WORK INSTRUCTIONS:
Transcribe each of the records below exactly, excluding all pictures.

Chart and figure data
───

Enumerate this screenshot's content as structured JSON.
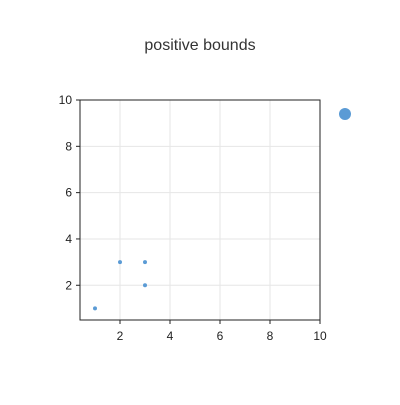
{
  "chart_data": {
    "type": "scatter",
    "title": "positive bounds",
    "xlabel": "",
    "ylabel": "",
    "xlim": [
      0.4,
      10
    ],
    "ylim": [
      0.5,
      10
    ],
    "x_ticks": [
      2,
      4,
      6,
      8,
      10
    ],
    "y_ticks": [
      2,
      4,
      6,
      8,
      10
    ],
    "grid": true,
    "series": [
      {
        "points": [
          {
            "x": 1,
            "y": 1
          },
          {
            "x": 2,
            "y": 3
          },
          {
            "x": 3,
            "y": 3
          },
          {
            "x": 3,
            "y": 2
          }
        ]
      }
    ],
    "legend": {
      "position": "right",
      "marker": "circle"
    }
  },
  "colors": {
    "marker": "#5b9bd5",
    "frame": "#222222",
    "grid": "#e6e6e6"
  }
}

───

RESPONSE TO THIS EXERCISE:
Enumerate this screenshot's content as structured JSON.
{
  "chart_data": {
    "type": "scatter",
    "title": "positive bounds",
    "xlabel": "",
    "ylabel": "",
    "xlim": [
      0.4,
      10
    ],
    "ylim": [
      0.5,
      10
    ],
    "x_ticks": [
      2,
      4,
      6,
      8,
      10
    ],
    "y_ticks": [
      2,
      4,
      6,
      8,
      10
    ],
    "grid": true,
    "series": [
      {
        "points": [
          {
            "x": 1,
            "y": 1
          },
          {
            "x": 2,
            "y": 3
          },
          {
            "x": 3,
            "y": 3
          },
          {
            "x": 3,
            "y": 2
          }
        ]
      }
    ],
    "legend": {
      "position": "right",
      "marker": "circle"
    }
  },
  "colors": {
    "marker": "#5b9bd5",
    "frame": "#222222",
    "grid": "#e6e6e6"
  }
}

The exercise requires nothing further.